## WRITTEN PROBLEM
Copy out every line that contains "TextRange".
*-*-*
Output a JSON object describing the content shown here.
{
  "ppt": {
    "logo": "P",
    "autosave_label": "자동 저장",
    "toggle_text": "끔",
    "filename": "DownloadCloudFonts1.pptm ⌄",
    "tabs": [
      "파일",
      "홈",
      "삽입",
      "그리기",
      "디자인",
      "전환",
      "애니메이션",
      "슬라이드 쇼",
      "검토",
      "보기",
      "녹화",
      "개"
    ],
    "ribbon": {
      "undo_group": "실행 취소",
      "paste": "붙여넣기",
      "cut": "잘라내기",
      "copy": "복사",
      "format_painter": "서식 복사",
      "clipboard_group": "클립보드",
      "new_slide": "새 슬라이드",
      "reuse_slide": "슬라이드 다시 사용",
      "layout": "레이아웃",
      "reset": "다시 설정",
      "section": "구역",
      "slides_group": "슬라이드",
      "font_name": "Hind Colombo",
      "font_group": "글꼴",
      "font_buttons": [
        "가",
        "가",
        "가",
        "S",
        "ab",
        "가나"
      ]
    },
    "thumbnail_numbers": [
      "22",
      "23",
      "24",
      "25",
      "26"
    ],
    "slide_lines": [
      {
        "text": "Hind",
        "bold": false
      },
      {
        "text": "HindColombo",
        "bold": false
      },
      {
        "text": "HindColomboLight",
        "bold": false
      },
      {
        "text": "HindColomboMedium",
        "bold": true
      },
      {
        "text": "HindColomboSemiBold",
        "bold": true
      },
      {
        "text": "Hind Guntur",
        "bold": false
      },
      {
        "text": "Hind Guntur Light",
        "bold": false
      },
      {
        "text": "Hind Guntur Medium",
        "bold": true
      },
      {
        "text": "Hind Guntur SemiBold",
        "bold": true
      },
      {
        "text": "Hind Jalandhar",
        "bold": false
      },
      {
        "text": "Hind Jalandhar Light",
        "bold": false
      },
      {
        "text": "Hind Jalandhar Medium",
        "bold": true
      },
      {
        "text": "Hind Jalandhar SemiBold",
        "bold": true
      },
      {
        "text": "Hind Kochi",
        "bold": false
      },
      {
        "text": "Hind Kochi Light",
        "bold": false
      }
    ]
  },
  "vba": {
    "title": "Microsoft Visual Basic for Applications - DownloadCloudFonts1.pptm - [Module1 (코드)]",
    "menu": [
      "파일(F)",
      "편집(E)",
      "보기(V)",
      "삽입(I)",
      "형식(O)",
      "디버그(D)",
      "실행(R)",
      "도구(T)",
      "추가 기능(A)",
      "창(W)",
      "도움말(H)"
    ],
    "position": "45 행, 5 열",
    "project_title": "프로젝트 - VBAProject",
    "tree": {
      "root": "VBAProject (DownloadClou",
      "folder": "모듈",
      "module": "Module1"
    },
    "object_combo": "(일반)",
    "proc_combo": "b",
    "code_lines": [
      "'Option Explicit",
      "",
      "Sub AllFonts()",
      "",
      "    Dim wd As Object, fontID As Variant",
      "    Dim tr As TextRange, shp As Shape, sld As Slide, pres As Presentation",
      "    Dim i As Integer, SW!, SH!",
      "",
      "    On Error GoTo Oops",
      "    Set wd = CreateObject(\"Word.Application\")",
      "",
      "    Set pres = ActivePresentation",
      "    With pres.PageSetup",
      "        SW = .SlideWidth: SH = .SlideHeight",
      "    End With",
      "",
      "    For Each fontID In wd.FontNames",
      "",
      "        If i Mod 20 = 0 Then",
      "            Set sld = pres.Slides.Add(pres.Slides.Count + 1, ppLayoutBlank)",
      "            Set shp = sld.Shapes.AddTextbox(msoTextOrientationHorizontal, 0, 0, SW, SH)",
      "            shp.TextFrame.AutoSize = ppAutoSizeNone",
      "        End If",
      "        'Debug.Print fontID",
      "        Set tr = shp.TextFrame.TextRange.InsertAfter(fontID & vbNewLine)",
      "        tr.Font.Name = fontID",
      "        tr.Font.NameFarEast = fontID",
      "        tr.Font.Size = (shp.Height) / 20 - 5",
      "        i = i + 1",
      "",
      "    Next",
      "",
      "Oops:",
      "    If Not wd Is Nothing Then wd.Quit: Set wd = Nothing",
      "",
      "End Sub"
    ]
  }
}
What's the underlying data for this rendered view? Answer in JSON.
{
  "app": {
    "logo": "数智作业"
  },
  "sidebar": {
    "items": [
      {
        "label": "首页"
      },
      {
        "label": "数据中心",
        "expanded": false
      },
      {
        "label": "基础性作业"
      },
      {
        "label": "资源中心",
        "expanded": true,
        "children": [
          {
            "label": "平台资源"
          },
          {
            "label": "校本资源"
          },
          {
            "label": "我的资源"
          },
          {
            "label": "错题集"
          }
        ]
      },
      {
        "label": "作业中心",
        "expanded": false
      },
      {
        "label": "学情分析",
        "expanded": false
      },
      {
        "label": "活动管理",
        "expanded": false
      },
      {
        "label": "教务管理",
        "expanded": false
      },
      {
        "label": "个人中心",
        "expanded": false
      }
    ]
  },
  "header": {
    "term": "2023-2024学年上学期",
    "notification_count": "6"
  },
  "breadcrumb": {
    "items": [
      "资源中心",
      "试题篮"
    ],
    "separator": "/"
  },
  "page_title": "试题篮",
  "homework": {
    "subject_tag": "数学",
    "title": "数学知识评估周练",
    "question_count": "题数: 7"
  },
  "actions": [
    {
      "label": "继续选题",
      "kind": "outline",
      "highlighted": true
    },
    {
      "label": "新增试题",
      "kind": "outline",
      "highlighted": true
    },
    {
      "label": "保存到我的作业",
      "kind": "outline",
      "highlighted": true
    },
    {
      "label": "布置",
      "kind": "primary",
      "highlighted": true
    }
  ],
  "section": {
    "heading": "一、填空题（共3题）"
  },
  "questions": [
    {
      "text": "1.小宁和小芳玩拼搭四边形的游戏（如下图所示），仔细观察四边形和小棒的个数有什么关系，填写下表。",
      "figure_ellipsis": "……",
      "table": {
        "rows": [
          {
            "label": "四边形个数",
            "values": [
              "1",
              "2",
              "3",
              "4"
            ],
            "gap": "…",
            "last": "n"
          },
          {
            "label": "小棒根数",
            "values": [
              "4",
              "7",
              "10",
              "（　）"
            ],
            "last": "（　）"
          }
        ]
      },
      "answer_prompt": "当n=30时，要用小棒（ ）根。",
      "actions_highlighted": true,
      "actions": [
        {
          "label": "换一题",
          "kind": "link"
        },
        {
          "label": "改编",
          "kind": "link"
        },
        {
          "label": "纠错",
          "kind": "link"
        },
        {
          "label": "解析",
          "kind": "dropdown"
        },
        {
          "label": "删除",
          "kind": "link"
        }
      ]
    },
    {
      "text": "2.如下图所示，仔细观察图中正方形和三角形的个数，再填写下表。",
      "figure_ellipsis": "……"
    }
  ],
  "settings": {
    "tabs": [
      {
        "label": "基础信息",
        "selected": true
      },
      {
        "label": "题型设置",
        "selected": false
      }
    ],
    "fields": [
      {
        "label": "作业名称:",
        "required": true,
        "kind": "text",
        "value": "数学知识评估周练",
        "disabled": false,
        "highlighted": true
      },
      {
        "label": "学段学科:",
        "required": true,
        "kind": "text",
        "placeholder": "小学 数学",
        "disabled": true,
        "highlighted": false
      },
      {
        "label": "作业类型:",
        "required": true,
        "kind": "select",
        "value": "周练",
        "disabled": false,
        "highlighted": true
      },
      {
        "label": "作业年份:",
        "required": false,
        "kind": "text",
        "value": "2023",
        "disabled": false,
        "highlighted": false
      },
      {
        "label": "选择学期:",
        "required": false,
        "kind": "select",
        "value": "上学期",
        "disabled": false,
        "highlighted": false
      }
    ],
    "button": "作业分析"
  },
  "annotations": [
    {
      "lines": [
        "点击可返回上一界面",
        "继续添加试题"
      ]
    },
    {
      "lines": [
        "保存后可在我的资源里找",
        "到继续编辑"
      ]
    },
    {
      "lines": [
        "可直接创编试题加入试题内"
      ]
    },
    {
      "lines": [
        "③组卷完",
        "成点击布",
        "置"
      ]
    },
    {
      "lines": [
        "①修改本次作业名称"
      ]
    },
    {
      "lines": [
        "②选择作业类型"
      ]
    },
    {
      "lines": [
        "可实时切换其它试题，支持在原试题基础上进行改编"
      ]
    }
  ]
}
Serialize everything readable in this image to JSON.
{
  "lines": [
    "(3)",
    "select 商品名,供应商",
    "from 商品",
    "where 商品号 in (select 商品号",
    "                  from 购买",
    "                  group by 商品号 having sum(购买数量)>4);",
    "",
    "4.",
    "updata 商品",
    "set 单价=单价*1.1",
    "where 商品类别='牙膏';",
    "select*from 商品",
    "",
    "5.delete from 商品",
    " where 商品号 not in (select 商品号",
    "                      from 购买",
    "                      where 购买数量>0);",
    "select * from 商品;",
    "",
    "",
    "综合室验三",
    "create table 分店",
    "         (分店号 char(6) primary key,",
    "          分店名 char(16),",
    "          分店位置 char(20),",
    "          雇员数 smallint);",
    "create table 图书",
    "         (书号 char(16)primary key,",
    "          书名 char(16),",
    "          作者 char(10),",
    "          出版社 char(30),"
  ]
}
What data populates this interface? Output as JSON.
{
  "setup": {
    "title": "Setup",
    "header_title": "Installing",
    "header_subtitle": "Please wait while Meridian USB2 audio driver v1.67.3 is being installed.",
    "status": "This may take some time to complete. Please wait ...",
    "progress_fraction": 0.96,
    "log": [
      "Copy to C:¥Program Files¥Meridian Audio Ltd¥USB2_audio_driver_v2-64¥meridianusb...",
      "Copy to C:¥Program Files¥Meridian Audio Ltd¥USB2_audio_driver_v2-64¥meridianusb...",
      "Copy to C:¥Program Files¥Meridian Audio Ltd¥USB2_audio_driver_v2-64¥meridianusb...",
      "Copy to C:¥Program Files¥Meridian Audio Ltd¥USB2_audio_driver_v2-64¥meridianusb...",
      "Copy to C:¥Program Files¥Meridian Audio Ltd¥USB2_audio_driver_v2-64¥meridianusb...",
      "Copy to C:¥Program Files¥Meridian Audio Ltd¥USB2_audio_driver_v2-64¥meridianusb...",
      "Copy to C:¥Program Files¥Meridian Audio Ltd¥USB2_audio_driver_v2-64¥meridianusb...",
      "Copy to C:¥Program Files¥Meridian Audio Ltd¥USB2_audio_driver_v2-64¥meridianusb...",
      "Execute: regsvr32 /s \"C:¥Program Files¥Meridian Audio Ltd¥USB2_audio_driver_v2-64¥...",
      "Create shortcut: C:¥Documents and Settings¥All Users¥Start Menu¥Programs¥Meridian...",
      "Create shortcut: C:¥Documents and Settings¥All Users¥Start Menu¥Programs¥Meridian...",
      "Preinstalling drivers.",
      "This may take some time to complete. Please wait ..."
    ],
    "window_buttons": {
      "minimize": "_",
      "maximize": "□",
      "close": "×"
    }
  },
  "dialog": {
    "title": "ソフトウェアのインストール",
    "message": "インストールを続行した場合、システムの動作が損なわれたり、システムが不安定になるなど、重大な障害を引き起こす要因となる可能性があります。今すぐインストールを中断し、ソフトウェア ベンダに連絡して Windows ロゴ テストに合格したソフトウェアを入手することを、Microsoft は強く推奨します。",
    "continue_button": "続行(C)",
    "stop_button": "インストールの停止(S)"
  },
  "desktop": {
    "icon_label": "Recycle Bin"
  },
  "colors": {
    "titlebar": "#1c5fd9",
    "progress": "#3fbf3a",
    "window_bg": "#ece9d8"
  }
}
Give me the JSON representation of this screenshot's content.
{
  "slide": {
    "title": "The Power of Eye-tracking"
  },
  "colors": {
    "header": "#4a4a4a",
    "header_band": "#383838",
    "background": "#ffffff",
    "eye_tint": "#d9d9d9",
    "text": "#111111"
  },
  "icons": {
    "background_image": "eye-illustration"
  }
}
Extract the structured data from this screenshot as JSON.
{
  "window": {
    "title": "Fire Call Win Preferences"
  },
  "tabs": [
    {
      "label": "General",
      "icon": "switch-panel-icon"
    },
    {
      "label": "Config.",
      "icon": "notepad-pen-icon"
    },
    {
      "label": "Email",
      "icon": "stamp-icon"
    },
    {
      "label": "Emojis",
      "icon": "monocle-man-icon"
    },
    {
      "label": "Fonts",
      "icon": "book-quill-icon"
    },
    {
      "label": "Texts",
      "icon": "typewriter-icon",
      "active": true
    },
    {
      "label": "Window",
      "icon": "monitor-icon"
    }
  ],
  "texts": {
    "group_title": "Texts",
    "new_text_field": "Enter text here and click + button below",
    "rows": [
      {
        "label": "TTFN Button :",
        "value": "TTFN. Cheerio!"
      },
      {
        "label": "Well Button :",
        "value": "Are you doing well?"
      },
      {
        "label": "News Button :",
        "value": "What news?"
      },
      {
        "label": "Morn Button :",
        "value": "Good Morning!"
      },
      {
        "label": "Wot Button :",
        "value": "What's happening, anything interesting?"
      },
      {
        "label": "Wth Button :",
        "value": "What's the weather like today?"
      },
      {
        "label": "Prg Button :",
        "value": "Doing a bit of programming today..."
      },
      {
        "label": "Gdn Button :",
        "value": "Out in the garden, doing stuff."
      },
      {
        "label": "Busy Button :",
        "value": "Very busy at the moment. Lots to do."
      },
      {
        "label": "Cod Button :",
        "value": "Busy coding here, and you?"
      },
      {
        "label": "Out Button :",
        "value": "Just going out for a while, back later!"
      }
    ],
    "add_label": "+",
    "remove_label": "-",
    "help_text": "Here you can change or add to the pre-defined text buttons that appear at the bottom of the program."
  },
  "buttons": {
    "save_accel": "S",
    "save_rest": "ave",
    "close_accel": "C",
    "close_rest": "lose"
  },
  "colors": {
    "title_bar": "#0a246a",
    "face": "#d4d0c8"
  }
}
*-*-*
## RESULT OF THIS TASK
      "    Dim tr As TextRange, shp As Shape, sld As Slide, pres As Presentation",
      "        Set tr = shp.TextFrame.TextRange.InsertAfter(fontID & vbNewLine)",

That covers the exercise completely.